▸ **読解文**:
「31年間…暴力も声も荒げることなかった」被告母の思い 本当に犯人?姉からの3通の手紙【記者が傍聴した裁判(2)】広島・佐伯区“遺体バラバラ”殺人事件

広島

◆2月26日
ボードで隠された証言台に立ったのは、被告の母。
実の母を前にしても被告の表情が変わらなかったことが印象的だった。


「息子に会いたかった。こんなに会えなかったのは初めてなので緊張しているが会いたかった 」
「あの日以来、話ができていない。会えていない。会話をしっかりしたい再犯防止の講習も受けさせたい」

その後被告についての家族の供述調書が明らかになった。


◆家族の思い「見捨てない」


疲れて被告に当たってしまったことあるが、「ごめん」と謝るような子で、
問い詰められるとうつむいてパニックになる。 自転車や自動車には乗れない。
物に当たることもなく暴力とかで発散するようなタイプではない。
31年間息子を見てきて、暴力をふるうことも声を荒げることもなかった。
争いをさける温厚な性格だった。

~2023年9月30日:被告と家族との会話~
当初、被告は「2人組の知らない男たちが来て金属バットで●さんを殴れといわれた」など、2人組の犯行について家族に話した。

▸ **課題 1**: 本文のうち「疲れて被告に当たってしまったことあるが」で始まる段落を、主な事実を残して箇条書きにまとめ直してください。
▸ **課題 2**: リストの先頭の行から「view-button[interactable]: Nouveau <box>568」を含む行までを両端とも含めて取り出し、「field-value」を「input-value」に置き換え、ほかは一切変えずに書き直してください。示すのはその範囲の行だけにしてください。
本文と、この後のリストは、互いに関係のない別々の資料です。

(コレクションから抜き出した項目)
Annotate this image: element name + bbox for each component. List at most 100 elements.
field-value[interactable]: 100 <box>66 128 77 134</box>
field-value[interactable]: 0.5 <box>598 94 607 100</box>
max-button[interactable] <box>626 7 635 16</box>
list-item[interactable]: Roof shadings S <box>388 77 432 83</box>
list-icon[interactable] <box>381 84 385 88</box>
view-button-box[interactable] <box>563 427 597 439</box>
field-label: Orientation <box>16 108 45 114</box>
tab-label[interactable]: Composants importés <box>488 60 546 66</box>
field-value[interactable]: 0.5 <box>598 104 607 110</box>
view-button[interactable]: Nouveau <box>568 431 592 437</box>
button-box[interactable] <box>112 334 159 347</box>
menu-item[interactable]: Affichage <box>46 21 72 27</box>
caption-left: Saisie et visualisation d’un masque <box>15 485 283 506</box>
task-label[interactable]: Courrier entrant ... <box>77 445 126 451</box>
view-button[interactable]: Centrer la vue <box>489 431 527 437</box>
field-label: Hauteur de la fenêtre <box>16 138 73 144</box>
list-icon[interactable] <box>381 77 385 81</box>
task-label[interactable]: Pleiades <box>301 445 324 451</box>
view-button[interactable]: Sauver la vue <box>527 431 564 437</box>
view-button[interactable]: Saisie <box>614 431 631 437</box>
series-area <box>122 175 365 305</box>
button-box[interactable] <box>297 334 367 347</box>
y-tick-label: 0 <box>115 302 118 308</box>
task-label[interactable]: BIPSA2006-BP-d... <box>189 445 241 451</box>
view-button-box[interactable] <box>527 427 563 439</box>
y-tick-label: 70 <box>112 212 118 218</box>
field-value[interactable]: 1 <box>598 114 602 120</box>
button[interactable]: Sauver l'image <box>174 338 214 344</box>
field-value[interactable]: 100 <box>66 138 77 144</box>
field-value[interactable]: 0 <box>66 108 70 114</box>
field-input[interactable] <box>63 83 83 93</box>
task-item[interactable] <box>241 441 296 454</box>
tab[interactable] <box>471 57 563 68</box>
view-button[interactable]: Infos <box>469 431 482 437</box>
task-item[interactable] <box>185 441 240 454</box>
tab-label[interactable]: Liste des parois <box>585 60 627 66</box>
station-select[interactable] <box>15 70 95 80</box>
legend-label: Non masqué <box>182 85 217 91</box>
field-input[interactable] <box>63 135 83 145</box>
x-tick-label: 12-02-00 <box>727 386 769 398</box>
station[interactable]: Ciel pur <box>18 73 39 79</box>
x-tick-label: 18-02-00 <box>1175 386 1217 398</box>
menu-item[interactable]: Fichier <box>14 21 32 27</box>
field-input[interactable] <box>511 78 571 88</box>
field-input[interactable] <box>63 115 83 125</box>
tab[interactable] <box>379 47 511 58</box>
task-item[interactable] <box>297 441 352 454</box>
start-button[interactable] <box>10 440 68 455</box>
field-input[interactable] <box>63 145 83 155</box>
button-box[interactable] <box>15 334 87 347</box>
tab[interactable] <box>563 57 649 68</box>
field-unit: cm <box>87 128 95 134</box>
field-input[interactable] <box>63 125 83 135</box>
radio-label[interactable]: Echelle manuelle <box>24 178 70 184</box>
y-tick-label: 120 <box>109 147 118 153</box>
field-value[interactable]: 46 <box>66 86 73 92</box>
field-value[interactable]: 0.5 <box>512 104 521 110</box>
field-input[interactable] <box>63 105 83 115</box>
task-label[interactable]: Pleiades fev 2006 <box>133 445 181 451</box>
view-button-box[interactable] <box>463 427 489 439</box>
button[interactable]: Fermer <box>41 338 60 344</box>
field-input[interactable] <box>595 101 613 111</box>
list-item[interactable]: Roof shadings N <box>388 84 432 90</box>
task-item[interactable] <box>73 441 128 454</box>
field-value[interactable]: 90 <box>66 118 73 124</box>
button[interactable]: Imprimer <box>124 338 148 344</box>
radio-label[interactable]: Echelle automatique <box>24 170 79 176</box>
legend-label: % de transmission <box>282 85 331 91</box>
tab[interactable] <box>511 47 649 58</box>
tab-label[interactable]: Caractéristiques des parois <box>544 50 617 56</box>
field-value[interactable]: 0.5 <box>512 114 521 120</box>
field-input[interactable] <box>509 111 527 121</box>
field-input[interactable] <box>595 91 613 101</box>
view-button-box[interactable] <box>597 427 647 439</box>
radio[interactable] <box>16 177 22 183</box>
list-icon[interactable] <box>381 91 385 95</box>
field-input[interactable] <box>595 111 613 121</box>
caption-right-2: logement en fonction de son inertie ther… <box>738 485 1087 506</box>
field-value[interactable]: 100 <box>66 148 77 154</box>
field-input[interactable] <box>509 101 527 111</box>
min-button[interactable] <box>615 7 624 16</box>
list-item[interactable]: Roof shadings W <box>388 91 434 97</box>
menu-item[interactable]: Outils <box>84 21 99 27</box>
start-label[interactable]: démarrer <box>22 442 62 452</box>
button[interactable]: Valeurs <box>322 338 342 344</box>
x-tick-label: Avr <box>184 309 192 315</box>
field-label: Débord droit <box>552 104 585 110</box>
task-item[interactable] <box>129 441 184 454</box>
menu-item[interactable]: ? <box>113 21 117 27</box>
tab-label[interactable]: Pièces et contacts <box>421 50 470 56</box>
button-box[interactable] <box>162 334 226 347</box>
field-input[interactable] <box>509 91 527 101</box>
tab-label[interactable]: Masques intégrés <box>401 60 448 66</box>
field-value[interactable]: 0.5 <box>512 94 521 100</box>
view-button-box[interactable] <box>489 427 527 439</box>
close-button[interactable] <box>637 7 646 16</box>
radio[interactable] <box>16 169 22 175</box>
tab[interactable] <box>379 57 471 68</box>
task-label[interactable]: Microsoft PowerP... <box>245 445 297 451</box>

▸ **解答例 1**:
- 疲れて被告に当たってしまったことはあるが、「ごめん」と謝るような子だった
- 問い詰められるとうつむいてパニックになる
- 自転車や自動車には乗れない
- 物に当たることもなく、暴力で発散するタイプではない
- 31年間、暴力をふるうことも声を荒げることもなかった
- 争いをさける温厚な性格だった

▸ **解答例 2**:
Annotate this image: element name + bbox for each component. List at most 100 elements.
input-value[interactable]: 100 <box>66 128 77 134</box>
input-value[interactable]: 0.5 <box>598 94 607 100</box>
max-button[interactable] <box>626 7 635 16</box>
list-item[interactable]: Roof shadings S <box>388 77 432 83</box>
list-icon[interactable] <box>381 84 385 88</box>
view-button-box[interactable] <box>563 427 597 439</box>
field-label: Orientation <box>16 108 45 114</box>
tab-label[interactable]: Composants importés <box>488 60 546 66</box>
input-value[interactable]: 0.5 <box>598 104 607 110</box>
view-button[interactable]: Nouveau <box>568 431 592 437</box>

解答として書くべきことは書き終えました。